> [WHAT TO WORK ON]
Give back the whole listing exactly as shown.

> [THE RECORDS]
__________________________________________________
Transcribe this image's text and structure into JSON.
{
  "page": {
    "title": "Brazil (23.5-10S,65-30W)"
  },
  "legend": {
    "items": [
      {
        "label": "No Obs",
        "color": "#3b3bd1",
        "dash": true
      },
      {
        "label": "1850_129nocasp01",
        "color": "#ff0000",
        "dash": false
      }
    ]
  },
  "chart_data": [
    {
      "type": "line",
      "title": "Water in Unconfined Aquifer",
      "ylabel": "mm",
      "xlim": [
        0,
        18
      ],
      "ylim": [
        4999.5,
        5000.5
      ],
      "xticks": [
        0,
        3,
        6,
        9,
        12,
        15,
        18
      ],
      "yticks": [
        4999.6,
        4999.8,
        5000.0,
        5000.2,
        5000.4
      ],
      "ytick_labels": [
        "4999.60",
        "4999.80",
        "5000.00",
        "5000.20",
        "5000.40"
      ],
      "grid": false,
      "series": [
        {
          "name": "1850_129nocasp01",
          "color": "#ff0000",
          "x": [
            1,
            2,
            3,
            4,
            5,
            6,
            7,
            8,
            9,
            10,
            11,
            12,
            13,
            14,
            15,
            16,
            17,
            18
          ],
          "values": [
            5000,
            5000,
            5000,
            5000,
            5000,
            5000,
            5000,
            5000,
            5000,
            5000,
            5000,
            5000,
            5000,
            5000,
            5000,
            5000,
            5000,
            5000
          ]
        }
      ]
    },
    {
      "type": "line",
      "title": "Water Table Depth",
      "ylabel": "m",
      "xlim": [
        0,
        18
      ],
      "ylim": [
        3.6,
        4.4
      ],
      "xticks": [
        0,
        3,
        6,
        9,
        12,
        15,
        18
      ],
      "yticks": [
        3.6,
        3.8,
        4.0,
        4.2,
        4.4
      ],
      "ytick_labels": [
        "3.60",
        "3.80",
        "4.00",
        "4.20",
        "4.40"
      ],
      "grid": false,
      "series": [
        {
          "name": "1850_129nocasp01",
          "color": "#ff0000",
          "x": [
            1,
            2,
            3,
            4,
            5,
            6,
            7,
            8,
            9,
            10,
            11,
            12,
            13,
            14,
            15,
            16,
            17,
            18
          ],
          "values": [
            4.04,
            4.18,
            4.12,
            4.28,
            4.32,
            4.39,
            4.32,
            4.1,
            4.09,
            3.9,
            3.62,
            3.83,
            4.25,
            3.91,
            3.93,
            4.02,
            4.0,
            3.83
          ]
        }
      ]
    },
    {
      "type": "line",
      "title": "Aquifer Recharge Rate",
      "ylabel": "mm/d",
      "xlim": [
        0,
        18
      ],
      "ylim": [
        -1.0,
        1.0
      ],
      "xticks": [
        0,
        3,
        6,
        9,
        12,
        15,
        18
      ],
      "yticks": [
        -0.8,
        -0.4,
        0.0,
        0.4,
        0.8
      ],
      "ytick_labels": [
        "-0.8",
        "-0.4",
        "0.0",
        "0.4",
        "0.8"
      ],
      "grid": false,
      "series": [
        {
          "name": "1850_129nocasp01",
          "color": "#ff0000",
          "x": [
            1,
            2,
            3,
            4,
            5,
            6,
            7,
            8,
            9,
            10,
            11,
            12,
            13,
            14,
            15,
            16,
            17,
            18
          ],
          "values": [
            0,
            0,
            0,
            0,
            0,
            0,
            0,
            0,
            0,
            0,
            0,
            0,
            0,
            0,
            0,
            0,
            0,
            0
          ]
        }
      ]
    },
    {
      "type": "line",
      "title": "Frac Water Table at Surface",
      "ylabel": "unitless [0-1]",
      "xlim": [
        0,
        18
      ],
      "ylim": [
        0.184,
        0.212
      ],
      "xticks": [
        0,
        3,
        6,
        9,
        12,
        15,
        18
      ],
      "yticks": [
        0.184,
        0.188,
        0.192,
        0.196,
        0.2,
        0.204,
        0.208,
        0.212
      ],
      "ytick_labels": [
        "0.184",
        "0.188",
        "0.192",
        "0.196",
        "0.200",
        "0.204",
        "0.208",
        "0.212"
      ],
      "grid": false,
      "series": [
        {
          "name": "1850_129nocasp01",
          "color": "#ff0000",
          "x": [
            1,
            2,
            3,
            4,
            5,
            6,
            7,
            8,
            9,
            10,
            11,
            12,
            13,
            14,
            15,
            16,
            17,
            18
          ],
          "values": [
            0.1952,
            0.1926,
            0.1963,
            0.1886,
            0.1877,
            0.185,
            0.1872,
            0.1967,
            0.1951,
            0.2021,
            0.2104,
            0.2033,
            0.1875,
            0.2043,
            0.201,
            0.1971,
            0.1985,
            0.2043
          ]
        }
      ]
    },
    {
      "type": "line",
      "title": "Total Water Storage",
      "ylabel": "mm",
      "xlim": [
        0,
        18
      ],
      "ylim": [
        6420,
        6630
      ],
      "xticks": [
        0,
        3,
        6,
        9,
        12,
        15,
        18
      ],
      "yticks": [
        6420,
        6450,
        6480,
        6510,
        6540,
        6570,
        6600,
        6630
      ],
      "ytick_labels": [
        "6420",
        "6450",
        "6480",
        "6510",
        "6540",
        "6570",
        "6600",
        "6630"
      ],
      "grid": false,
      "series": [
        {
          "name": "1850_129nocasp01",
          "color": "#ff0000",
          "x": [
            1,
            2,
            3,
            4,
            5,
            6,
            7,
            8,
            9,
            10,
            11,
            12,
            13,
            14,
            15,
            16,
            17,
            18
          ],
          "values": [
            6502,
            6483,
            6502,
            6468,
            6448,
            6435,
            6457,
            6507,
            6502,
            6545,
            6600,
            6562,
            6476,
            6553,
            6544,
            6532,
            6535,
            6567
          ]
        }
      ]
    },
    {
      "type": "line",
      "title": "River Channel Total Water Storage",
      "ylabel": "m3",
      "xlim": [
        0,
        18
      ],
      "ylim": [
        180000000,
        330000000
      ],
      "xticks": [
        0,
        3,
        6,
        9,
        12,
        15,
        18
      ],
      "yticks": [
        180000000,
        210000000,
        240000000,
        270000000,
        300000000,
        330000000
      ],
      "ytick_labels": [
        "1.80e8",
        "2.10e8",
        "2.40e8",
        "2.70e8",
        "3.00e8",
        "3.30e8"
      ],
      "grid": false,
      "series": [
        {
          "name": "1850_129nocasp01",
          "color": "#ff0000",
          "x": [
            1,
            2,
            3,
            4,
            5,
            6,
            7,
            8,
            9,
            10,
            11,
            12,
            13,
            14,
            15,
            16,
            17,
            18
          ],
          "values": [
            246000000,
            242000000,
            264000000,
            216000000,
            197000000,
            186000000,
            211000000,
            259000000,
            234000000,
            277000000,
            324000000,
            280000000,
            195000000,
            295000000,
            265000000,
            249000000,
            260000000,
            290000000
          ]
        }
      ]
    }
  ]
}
__________________________________________________
> [SOLUTION FOR THIS EXERCISE]
Transcribe this image's text and structure into JSON.
{
  "page": {
    "title": "Brazil (23.5-10S,65-30W)"
  },
  "legend": {
    "items": [
      {
        "label": "No Obs",
        "color": "#3b3bd1",
        "dash": true
      },
      {
        "label": "1850_129nocasp01",
        "color": "#ff0000",
        "dash": false
      }
    ]
  },
  "chart_data": [
    {
      "type": "line",
      "title": "Water in Unconfined Aquifer",
      "ylabel": "mm",
      "xlim": [
        0,
        18
      ],
      "ylim": [
        4999.5,
        5000.5
      ],
      "xticks": [
        0,
        3,
        6,
        9,
        12,
        15,
        18
      ],
      "yticks": [
        4999.6,
        4999.8,
        5000.0,
        5000.2,
        5000.4
      ],
      "ytick_labels": [
        "4999.60",
        "4999.80",
        "5000.00",
        "5000.20",
        "5000.40"
      ],
      "grid": false,
      "series": [
        {
          "name": "1850_129nocasp01",
          "color": "#ff0000",
          "x": [
            1,
            2,
            3,
            4,
            5,
            6,
            7,
            8,
            9,
            10,
            11,
            12,
            13,
            14,
            15,
            16,
            17,
            18
          ],
          "values": [
            5000,
            5000,
            5000,
            5000,
            5000,
            5000,
            5000,
            5000,
            5000,
            5000,
            5000,
            5000,
            5000,
            5000,
            5000,
            5000,
            5000,
            5000
          ]
        }
      ]
    },
    {
      "type": "line",
      "title": "Water Table Depth",
      "ylabel": "m",
      "xlim": [
        0,
        18
      ],
      "ylim": [
        3.6,
        4.4
      ],
      "xticks": [
        0,
        3,
        6,
        9,
        12,
        15,
        18
      ],
      "yticks": [
        3.6,
        3.8,
        4.0,
        4.2,
        4.4
      ],
      "ytick_labels": [
        "3.60",
        "3.80",
        "4.00",
        "4.20",
        "4.40"
      ],
      "grid": false,
      "series": [
        {
          "name": "1850_129nocasp01",
          "color": "#ff0000",
          "x": [
            1,
            2,
            3,
            4,
            5,
            6,
            7,
            8,
            9,
            10,
            11,
            12,
            13,
            14,
            15,
            16,
            17,
            18
          ],
          "values": [
            4.04,
            4.18,
            4.12,
            4.28,
            4.32,
            4.39,
            4.32,
            4.1,
            4.09,
            3.9,
            3.62,
            3.83,
            4.25,
            3.91,
            3.93,
            4.02,
            4.0,
            3.83
          ]
        }
      ]
    },
    {
      "type": "line",
      "title": "Aquifer Recharge Rate",
      "ylabel": "mm/d",
      "xlim": [
        0,
        18
      ],
      "ylim": [
        -1.0,
        1.0
      ],
      "xticks": [
        0,
        3,
        6,
        9,
        12,
        15,
        18
      ],
      "yticks": [
        -0.8,
        -0.4,
        0.0,
        0.4,
        0.8
      ],
      "ytick_labels": [
        "-0.8",
        "-0.4",
        "0.0",
        "0.4",
        "0.8"
      ],
      "grid": false,
      "series": [
        {
          "name": "1850_129nocasp01",
          "color": "#ff0000",
          "x": [
            1,
            2,
            3,
            4,
            5,
            6,
            7,
            8,
            9,
            10,
            11,
            12,
            13,
            14,
            15,
            16,
            17,
            18
          ],
          "values": [
            0,
            0,
            0,
            0,
            0,
            0,
            0,
            0,
            0,
            0,
            0,
            0,
            0,
            0,
            0,
            0,
            0,
            0
          ]
        }
      ]
    },
    {
      "type": "line",
      "title": "Frac Water Table at Surface",
      "ylabel": "unitless [0-1]",
      "xlim": [
        0,
        18
      ],
      "ylim": [
        0.184,
        0.212
      ],
      "xticks": [
        0,
        3,
        6,
        9,
        12,
        15,
        18
      ],
      "yticks": [
        0.184,
        0.188,
        0.192,
        0.196,
        0.2,
        0.204,
        0.208,
        0.212
      ],
      "ytick_labels": [
        "0.184",
        "0.188",
        "0.192",
        "0.196",
        "0.200",
        "0.204",
        "0.208",
        "0.212"
      ],
      "grid": false,
      "series": [
        {
          "name": "1850_129nocasp01",
          "color": "#ff0000",
          "x": [
            1,
            2,
            3,
            4,
            5,
            6,
            7,
            8,
            9,
            10,
            11,
            12,
            13,
            14,
            15,
            16,
            17,
            18
          ],
          "values": [
            0.1952,
            0.1926,
            0.1963,
            0.1886,
            0.1877,
            0.185,
            0.1872,
            0.1967,
            0.1951,
            0.2021,
            0.2104,
            0.2033,
            0.1875,
            0.2043,
            0.201,
            0.1971,
            0.1985,
            0.2043
          ]
        }
      ]
    },
    {
      "type": "line",
      "title": "Total Water Storage",
      "ylabel": "mm",
      "xlim": [
        0,
        18
      ],
      "ylim": [
        6420,
        6630
      ],
      "xticks": [
        0,
        3,
        6,
        9,
        12,
        15,
        18
      ],
      "yticks": [
        6420,
        6450,
        6480,
        6510,
        6540,
        6570,
        6600,
        6630
      ],
      "ytick_labels": [
        "6420",
        "6450",
        "6480",
        "6510",
        "6540",
        "6570",
        "6600",
        "6630"
      ],
      "grid": false,
      "series": [
        {
          "name": "1850_129nocasp01",
          "color": "#ff0000",
          "x": [
            1,
            2,
            3,
            4,
            5,
            6,
            7,
            8,
            9,
            10,
            11,
            12,
            13,
            14,
            15,
            16,
            17,
            18
          ],
          "values": [
            6502,
            6483,
            6502,
            6468,
            6448,
            6435,
            6457,
            6507,
            6502,
            6545,
            6600,
            6562,
            6476,
            6553,
            6544,
            6532,
            6535,
            6567
          ]
        }
      ]
    },
    {
      "type": "line",
      "title": "River Channel Total Water Storage",
      "ylabel": "m3",
      "xlim": [
        0,
        18
      ],
      "ylim": [
        180000000,
        330000000
      ],
      "xticks": [
        0,
        3,
        6,
        9,
        12,
        15,
        18
      ],
      "yticks": [
        180000000,
        210000000,
        240000000,
        270000000,
        300000000,
        330000000
      ],
      "ytick_labels": [
        "1.80e8",
        "2.10e8",
        "2.40e8",
        "2.70e8",
        "3.00e8",
        "3.30e8"
      ],
      "grid": false,
      "series": [
        {
          "name": "1850_129nocasp01",
          "color": "#ff0000",
          "x": [
            1,
            2,
            3,
            4,
            5,
            6,
            7,
            8,
            9,
            10,
            11,
            12,
            13,
            14,
            15,
            16,
            17,
            18
          ],
          "values": [
            246000000,
            242000000,
            264000000,
            216000000,
            197000000,
            186000000,
            211000000,
            259000000,
            234000000,
            277000000,
            324000000,
            280000000,
            195000000,
            295000000,
            265000000,
            249000000,
            260000000,
            290000000
          ]
        }
      ]
    }
  ]
}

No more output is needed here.